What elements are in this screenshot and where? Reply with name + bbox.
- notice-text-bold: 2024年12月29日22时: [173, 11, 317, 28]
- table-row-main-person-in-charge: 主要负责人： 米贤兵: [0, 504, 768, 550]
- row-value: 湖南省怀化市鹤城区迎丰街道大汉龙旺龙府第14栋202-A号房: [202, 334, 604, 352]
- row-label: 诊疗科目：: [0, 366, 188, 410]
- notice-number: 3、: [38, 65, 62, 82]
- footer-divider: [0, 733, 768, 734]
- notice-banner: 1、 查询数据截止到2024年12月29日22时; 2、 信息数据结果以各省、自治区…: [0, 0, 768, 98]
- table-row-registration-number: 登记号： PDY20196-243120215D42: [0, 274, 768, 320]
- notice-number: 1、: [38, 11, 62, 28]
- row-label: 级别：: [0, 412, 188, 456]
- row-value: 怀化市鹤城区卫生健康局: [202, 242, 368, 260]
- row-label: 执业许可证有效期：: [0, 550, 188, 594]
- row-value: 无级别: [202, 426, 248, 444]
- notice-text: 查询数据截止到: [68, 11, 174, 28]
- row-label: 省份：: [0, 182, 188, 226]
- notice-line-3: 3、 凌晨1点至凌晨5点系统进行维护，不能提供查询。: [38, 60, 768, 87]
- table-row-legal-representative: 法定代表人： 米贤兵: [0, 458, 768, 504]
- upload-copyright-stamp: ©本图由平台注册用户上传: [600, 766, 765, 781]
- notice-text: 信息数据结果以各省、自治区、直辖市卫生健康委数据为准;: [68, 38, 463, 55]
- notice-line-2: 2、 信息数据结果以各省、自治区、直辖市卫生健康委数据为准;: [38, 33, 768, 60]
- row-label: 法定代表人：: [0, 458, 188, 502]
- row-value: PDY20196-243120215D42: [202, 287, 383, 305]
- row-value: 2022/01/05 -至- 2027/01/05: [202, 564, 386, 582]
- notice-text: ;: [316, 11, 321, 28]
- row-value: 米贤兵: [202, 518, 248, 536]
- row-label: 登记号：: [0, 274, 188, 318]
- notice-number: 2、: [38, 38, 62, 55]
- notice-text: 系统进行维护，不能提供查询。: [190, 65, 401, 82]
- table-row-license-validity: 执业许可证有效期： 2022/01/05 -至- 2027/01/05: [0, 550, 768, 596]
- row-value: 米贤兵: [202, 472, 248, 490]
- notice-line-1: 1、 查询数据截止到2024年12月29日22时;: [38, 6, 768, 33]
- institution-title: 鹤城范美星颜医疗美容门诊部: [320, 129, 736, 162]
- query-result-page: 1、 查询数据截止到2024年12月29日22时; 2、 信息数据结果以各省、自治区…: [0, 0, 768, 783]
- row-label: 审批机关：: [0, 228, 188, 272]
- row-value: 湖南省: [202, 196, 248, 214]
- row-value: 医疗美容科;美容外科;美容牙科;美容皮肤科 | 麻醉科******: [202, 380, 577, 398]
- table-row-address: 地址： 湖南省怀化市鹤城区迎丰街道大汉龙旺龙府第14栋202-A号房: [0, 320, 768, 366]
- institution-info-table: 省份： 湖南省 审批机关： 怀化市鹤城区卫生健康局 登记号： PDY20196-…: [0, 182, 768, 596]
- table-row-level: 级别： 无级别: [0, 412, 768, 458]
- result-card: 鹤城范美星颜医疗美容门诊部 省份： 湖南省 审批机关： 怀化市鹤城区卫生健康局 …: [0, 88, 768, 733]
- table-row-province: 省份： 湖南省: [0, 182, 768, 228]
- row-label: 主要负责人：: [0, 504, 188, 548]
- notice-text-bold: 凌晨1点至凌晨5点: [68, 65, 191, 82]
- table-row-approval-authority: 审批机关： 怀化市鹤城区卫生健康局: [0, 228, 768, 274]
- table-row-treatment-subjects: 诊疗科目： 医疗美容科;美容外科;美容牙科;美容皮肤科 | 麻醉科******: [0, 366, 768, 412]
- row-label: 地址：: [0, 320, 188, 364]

▸ What to work on:
Render the stretch of the listing from its start through the line containing "- row-label: 法定代表人：: [0, 458, 188, 502]" as a Markdown table with the columns Row and Entry, numbering each line and leaving out blank lines.

▸ Correct result:
| Row | Entry |
|---|---|
| 1 | What elements are in this screenshot and where? Reply with name + bbox. |
| 2 | - notice-text-bold: 2024年12月29日22时: [173, 11, 317, 28] |
| 3 | - table-row-main-person-in-charge: 主要负责人： 米贤兵: [0, 504, 768, 550] |
| 4 | - row-value: 湖南省怀化市鹤城区迎丰街道大汉龙旺龙府第14栋202-A号房: [202, 334, 604, 352] |
| 5 | - row-label: 诊疗科目：: [0, 366, 188, 410] |
| 6 | - notice-number: 3、: [38, 65, 62, 82] |
| 7 | - footer-divider: [0, 733, 768, 734] |
| 8 | - notice-banner: 1、 查询数据截止到2024年12月29日22时; 2、 信息数据结果以各省、自治区…: [0, 0, 768, 98] |
| 9 | - table-row-registration-number: 登记号： PDY20196-243120215D42: [0, 274, 768, 320] |
| 10 | - notice-number: 1、: [38, 11, 62, 28] |
| 11 | - row-label: 级别：: [0, 412, 188, 456] |
| 12 | - row-value: 怀化市鹤城区卫生健康局: [202, 242, 368, 260] |
| 13 | - row-label: 执业许可证有效期：: [0, 550, 188, 594] |
| 14 | - row-value: 无级别: [202, 426, 248, 444] |
| 15 | - notice-text: 查询数据截止到: [68, 11, 174, 28] |
| 16 | - row-label: 省份：: [0, 182, 188, 226] |
| 17 | - notice-line-3: 3、 凌晨1点至凌晨5点系统进行维护，不能提供查询。: [38, 60, 768, 87] |
| 18 | - table-row-legal-representative: 法定代表人： 米贤兵: [0, 458, 768, 504] |
| 19 | - upload-copyright-stamp: ©本图由平台注册用户上传: [600, 766, 765, 781] |
| 20 | - notice-text: 信息数据结果以各省、自治区、直辖市卫生健康委数据为准;: [68, 38, 463, 55] |
| 21 | - notice-line-2: 2、 信息数据结果以各省、自治区、直辖市卫生健康委数据为准;: [38, 33, 768, 60] |
| 22 | - row-label: 法定代表人：: [0, 458, 188, 502] |